◆ **YOUR OBJECTIVE**
What follows is a listing; give it again exactly, in its entirety.

◆ **RECORDED DATA**
-*-
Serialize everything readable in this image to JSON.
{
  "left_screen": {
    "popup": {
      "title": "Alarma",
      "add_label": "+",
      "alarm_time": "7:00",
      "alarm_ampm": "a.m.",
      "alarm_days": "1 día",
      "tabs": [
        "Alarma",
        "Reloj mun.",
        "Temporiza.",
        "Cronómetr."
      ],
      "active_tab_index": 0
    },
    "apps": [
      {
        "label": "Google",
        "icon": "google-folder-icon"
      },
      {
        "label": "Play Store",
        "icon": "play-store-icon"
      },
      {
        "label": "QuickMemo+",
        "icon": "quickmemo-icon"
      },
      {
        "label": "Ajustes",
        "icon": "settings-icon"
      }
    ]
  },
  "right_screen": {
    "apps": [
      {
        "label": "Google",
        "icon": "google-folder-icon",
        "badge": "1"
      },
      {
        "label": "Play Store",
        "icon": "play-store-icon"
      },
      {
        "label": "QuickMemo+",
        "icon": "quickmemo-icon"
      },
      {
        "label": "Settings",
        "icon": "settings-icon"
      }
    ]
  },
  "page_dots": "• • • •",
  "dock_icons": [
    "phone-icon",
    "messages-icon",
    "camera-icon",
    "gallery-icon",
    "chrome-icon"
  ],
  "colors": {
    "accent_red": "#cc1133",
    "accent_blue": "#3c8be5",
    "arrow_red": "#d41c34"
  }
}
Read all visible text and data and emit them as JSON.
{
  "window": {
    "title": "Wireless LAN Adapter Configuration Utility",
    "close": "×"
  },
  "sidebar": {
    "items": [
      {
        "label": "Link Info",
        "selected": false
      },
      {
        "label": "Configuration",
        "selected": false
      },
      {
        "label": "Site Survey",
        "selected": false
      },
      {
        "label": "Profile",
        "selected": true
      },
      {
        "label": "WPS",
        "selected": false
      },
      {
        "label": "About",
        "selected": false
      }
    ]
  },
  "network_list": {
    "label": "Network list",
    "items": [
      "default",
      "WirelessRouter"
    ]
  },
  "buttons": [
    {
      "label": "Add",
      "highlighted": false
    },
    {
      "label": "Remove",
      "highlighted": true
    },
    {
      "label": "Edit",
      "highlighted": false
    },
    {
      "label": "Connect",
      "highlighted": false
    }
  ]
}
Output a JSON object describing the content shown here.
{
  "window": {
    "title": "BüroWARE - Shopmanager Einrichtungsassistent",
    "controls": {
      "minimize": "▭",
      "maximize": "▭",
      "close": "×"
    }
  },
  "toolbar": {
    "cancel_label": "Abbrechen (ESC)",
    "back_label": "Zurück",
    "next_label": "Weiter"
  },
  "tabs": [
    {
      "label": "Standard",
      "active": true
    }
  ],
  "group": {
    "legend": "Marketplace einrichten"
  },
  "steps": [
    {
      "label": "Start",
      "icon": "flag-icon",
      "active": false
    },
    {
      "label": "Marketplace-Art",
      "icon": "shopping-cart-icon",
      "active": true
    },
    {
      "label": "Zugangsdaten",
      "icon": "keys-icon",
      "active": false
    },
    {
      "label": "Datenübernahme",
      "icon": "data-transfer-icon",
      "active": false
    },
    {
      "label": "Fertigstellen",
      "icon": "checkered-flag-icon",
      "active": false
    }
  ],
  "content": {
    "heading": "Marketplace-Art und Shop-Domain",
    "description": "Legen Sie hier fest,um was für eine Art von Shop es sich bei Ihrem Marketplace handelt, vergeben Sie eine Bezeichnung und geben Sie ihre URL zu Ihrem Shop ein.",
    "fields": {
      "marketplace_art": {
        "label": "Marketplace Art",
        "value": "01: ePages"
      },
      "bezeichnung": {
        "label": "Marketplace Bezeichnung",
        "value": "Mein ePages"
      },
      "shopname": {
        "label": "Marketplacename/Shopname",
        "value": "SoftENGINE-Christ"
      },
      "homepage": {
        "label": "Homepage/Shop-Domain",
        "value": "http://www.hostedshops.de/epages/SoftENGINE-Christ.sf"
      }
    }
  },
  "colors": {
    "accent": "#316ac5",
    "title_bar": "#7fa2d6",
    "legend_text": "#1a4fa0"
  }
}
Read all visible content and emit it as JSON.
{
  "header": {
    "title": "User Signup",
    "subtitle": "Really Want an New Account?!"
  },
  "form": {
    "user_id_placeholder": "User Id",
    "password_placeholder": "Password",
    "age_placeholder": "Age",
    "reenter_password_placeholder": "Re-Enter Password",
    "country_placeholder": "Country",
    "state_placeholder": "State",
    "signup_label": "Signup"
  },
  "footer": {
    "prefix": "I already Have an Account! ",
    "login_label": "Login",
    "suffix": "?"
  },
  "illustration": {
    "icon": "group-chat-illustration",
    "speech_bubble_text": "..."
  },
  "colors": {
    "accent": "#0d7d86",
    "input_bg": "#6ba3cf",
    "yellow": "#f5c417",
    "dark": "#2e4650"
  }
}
-*-
◆ **RESULT**
Serialize everything readable in this image to JSON.
{
  "left_screen": {
    "popup": {
      "title": "Alarma",
      "add_label": "+",
      "alarm_time": "7:00",
      "alarm_ampm": "a.m.",
      "alarm_days": "1 día",
      "tabs": [
        "Alarma",
        "Reloj mun.",
        "Temporiza.",
        "Cronómetr."
      ],
      "active_tab_index": 0
    },
    "apps": [
      {
        "label": "Google",
        "icon": "google-folder-icon"
      },
      {
        "label": "Play Store",
        "icon": "play-store-icon"
      },
      {
        "label": "QuickMemo+",
        "icon": "quickmemo-icon"
      },
      {
        "label": "Ajustes",
        "icon": "settings-icon"
      }
    ]
  },
  "right_screen": {
    "apps": [
      {
        "label": "Google",
        "icon": "google-folder-icon",
        "badge": "1"
      },
      {
        "label": "Play Store",
        "icon": "play-store-icon"
      },
      {
        "label": "QuickMemo+",
        "icon": "quickmemo-icon"
      },
      {
        "label": "Settings",
        "icon": "settings-icon"
      }
    ]
  },
  "page_dots": "• • • •",
  "dock_icons": [
    "phone-icon",
    "messages-icon",
    "camera-icon",
    "gallery-icon",
    "chrome-icon"
  ],
  "colors": {
    "accent_red": "#cc1133",
    "accent_blue": "#3c8be5",
    "arrow_red": "#d41c34"
  }
}
Read all visible text and data and emit them as JSON.
{
  "window": {
    "title": "Wireless LAN Adapter Configuration Utility",
    "close": "×"
  },
  "sidebar": {
    "items": [
      {
        "label": "Link Info",
        "selected": false
      },
      {
        "label": "Configuration",
        "selected": false
      },
      {
        "label": "Site Survey",
        "selected": false
      },
      {
        "label": "Profile",
        "selected": true
      },
      {
        "label": "WPS",
        "selected": false
      },
      {
        "label": "About",
        "selected": false
      }
    ]
  },
  "network_list": {
    "label": "Network list",
    "items": [
      "default",
      "WirelessRouter"
    ]
  },
  "buttons": [
    {
      "label": "Add",
      "highlighted": false
    },
    {
      "label": "Remove",
      "highlighted": true
    },
    {
      "label": "Edit",
      "highlighted": false
    },
    {
      "label": "Connect",
      "highlighted": false
    }
  ]
}
Output a JSON object describing the content shown here.
{
  "window": {
    "title": "BüroWARE - Shopmanager Einrichtungsassistent",
    "controls": {
      "minimize": "▭",
      "maximize": "▭",
      "close": "×"
    }
  },
  "toolbar": {
    "cancel_label": "Abbrechen (ESC)",
    "back_label": "Zurück",
    "next_label": "Weiter"
  },
  "tabs": [
    {
      "label": "Standard",
      "active": true
    }
  ],
  "group": {
    "legend": "Marketplace einrichten"
  },
  "steps": [
    {
      "label": "Start",
      "icon": "flag-icon",
      "active": false
    },
    {
      "label": "Marketplace-Art",
      "icon": "shopping-cart-icon",
      "active": true
    },
    {
      "label": "Zugangsdaten",
      "icon": "keys-icon",
      "active": false
    },
    {
      "label": "Datenübernahme",
      "icon": "data-transfer-icon",
      "active": false
    },
    {
      "label": "Fertigstellen",
      "icon": "checkered-flag-icon",
      "active": false
    }
  ],
  "content": {
    "heading": "Marketplace-Art und Shop-Domain",
    "description": "Legen Sie hier fest,um was für eine Art von Shop es sich bei Ihrem Marketplace handelt, vergeben Sie eine Bezeichnung und geben Sie ihre URL zu Ihrem Shop ein.",
    "fields": {
      "marketplace_art": {
        "label": "Marketplace Art",
        "value": "01: ePages"
      },
      "bezeichnung": {
        "label": "Marketplace Bezeichnung",
        "value": "Mein ePages"
      },
      "shopname": {
        "label": "Marketplacename/Shopname",
        "value": "SoftENGINE-Christ"
      },
      "homepage": {
        "label": "Homepage/Shop-Domain",
        "value": "http://www.hostedshops.de/epages/SoftENGINE-Christ.sf"
      }
    }
  },
  "colors": {
    "accent": "#316ac5",
    "title_bar": "#7fa2d6",
    "legend_text": "#1a4fa0"
  }
}
Read all visible content and emit it as JSON.
{
  "header": {
    "title": "User Signup",
    "subtitle": "Really Want an New Account?!"
  },
  "form": {
    "user_id_placeholder": "User Id",
    "password_placeholder": "Password",
    "age_placeholder": "Age",
    "reenter_password_placeholder": "Re-Enter Password",
    "country_placeholder": "Country",
    "state_placeholder": "State",
    "signup_label": "Signup"
  },
  "footer": {
    "prefix": "I already Have an Account! ",
    "login_label": "Login",
    "suffix": "?"
  },
  "illustration": {
    "icon": "group-chat-illustration",
    "speech_bubble_text": "..."
  },
  "colors": {
    "accent": "#0d7d86",
    "input_bg": "#6ba3cf",
    "yellow": "#f5c417",
    "dark": "#2e4650"
  }
}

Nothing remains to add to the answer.